— Task input —
******************************

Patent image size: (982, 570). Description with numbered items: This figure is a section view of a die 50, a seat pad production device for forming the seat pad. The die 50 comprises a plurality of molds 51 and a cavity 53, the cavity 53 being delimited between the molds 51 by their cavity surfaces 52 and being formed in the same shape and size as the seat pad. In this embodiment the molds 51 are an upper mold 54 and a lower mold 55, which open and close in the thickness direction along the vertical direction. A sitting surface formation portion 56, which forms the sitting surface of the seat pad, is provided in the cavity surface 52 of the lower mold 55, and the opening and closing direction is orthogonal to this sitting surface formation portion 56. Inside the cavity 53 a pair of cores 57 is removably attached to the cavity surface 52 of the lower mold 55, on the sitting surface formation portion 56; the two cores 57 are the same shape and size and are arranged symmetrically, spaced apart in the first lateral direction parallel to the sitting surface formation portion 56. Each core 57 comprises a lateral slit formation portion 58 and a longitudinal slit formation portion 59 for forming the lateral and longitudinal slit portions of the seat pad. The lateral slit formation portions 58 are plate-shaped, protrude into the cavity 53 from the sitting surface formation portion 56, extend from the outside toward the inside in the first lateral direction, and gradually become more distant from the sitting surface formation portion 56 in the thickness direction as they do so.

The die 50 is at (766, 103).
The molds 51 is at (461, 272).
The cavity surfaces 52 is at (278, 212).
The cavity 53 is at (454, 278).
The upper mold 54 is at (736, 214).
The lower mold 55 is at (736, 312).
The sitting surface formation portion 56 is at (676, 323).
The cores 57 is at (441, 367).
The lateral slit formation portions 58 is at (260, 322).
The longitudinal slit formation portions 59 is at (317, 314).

******************************

— Problem —
Repeat the listing above word for word, keeping every line in its original order.

— Expected output —
Patent image size: (982, 570). Description with numbered items: This figure is a section view of a die 50, a seat pad production device for forming the seat pad. The die 50 comprises a plurality of molds 51 and a cavity 53, the cavity 53 being delimited between the molds 51 by their cavity surfaces 52 and being formed in the same shape and size as the seat pad. In this embodiment the molds 51 are an upper mold 54 and a lower mold 55, which open and close in the thickness direction along the vertical direction. A sitting surface formation portion 56, which forms the sitting surface of the seat pad, is provided in the cavity surface 52 of the lower mold 55, and the opening and closing direction is orthogonal to this sitting surface formation portion 56. Inside the cavity 53 a pair of cores 57 is removably attached to the cavity surface 52 of the lower mold 55, on the sitting surface formation portion 56; the two cores 57 are the same shape and size and are arranged symmetrically, spaced apart in the first lateral direction parallel to the sitting surface formation portion 56. Each core 57 comprises a lateral slit formation portion 58 and a longitudinal slit formation portion 59 for forming the lateral and longitudinal slit portions of the seat pad. The lateral slit formation portions 58 are plate-shaped, protrude into the cavity 53 from the sitting surface formation portion 56, extend from the outside toward the inside in the first lateral direction, and gradually become more distant from the sitting surface formation portion 56 in the thickness direction as they do so.

The die 50 is at (766, 103).
The molds 51 is at (461, 272).
The cavity surfaces 52 is at (278, 212).
The cavity 53 is at (454, 278).
The upper mold 54 is at (736, 214).
The lower mold 55 is at (736, 312).
The sitting surface formation portion 56 is at (676, 323).
The cores 57 is at (441, 367).
The lateral slit formation portions 58 is at (260, 322).
The longitudinal slit formation portions 59 is at (317, 314).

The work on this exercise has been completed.